__STATED TASK__.
Repeat what the lines below say, word for word, and skip every image.

(Extracted records)
## Begin

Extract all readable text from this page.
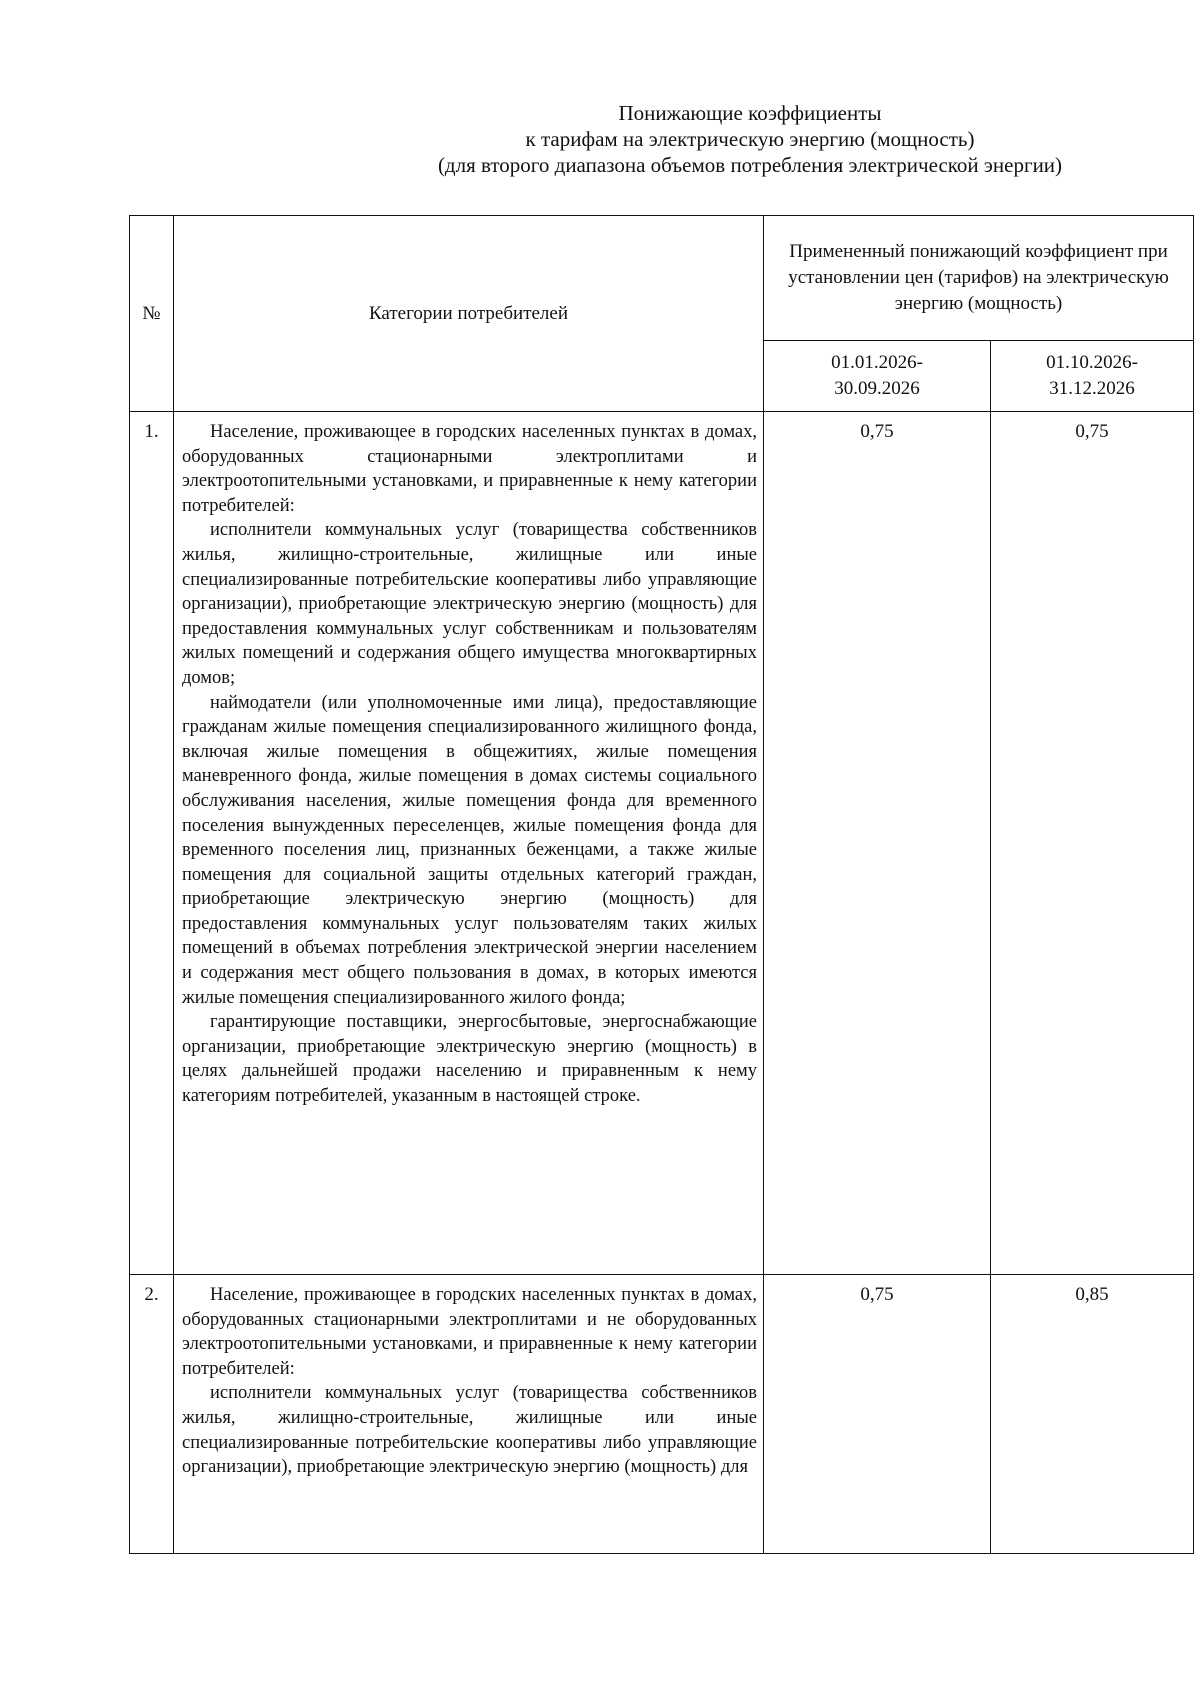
Понижающие коэффициенты
к тарифам на электрическую энергию (мощность)
(для второго диапазона объемов потребления электрической энергии)
№	Категории потребителей	Примененный понижающий коэффициент при установлении цен (тарифов) на электрическую энергию (мощность)	
		01.01.2026- 30.09.2026	01.10.2026- 31.12.2026
1.	Население, проживающее в городских населенных пунктах в домах, оборудованных стационарными электроплитами и электроотопительными установками, и приравненные к нему категории потребителей:

исполнители коммунальных услуг (товарищества собственников жилья, жилищно-строительные, жилищные или иные специализированные потребительские кооперативы либо управляющие организации), приобретающие электрическую энергию (мощность) для предоставления коммунальных услуг собственникам и пользователям жилых помещений и содержания общего имущества многоквартирных домов;

наймодатели (или уполномоченные ими лица), предоставляющие гражданам жилые помещения специализированного жилищного фонда, включая жилые помещения в общежитиях, жилые помещения маневренного фонда, жилые помещения в домах системы социального обслуживания населения, жилые помещения фонда для временного поселения вынужденных переселенцев, жилые помещения фонда для временного поселения лиц, признанных беженцами, а также жилые помещения для социальной защиты отдельных категорий граждан, приобретающие электрическую энергию (мощность) для предоставления коммунальных услуг пользователям таких жилых помещений в объемах потребления электрической энергии населением и содержания мест общего пользования в домах, в которых имеются жилые помещения специализированного жилого фонда;

гарантирующие поставщики, энергосбытовые, энергоснабжающие организации, приобретающие электрическую энергию (мощность) в целях дальнейшей продажи населению и приравненным к нему категориям потребителей, указанным в настоящей строке.	0,75	0,75
2.	Население, проживающее в городских населенных пунктах в домах, оборудованных стационарными электроплитами и не оборудованных электроотопительными установками, и приравненные к нему категории потребителей:

исполнители коммунальных услуг (товарищества собственников жилья, жилищно-строительные, жилищные или иные специализированные потребительские кооперативы либо управляющие организации), приобретающие электрическую энергию (мощность) для	0,75	0,85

## End

__THE COMPLETED TASK__.
Extract all readable text from this page.
Понижающие коэффициенты
к тарифам на электрическую энергию (мощность)
(для второго диапазона объемов потребления электрической энергии)
№	Категории потребителей	Примененный понижающий коэффициент при установлении цен (тарифов) на электрическую энергию (мощность)	
		01.01.2026- 30.09.2026	01.10.2026- 31.12.2026
1.	Население, проживающее в городских населенных пунктах в домах, оборудованных стационарными электроплитами и электроотопительными установками, и приравненные к нему категории потребителей:

исполнители коммунальных услуг (товарищества собственников жилья, жилищно-строительные, жилищные или иные специализированные потребительские кооперативы либо управляющие организации), приобретающие электрическую энергию (мощность) для предоставления коммунальных услуг собственникам и пользователям жилых помещений и содержания общего имущества многоквартирных домов;

наймодатели (или уполномоченные ими лица), предоставляющие гражданам жилые помещения специализированного жилищного фонда, включая жилые помещения в общежитиях, жилые помещения маневренного фонда, жилые помещения в домах системы социального обслуживания населения, жилые помещения фонда для временного поселения вынужденных переселенцев, жилые помещения фонда для временного поселения лиц, признанных беженцами, а также жилые помещения для социальной защиты отдельных категорий граждан, приобретающие электрическую энергию (мощность) для предоставления коммунальных услуг пользователям таких жилых помещений в объемах потребления электрической энергии населением и содержания мест общего пользования в домах, в которых имеются жилые помещения специализированного жилого фонда;

гарантирующие поставщики, энергосбытовые, энергоснабжающие организации, приобретающие электрическую энергию (мощность) в целях дальнейшей продажи населению и приравненным к нему категориям потребителей, указанным в настоящей строке.	0,75	0,75
2.	Население, проживающее в городских населенных пунктах в домах, оборудованных стационарными электроплитами и не оборудованных электроотопительными установками, и приравненные к нему категории потребителей:

исполнители коммунальных услуг (товарищества собственников жилья, жилищно-строительные, жилищные или иные специализированные потребительские кооперативы либо управляющие организации), приобретающие электрическую энергию (мощность) для	0,75	0,85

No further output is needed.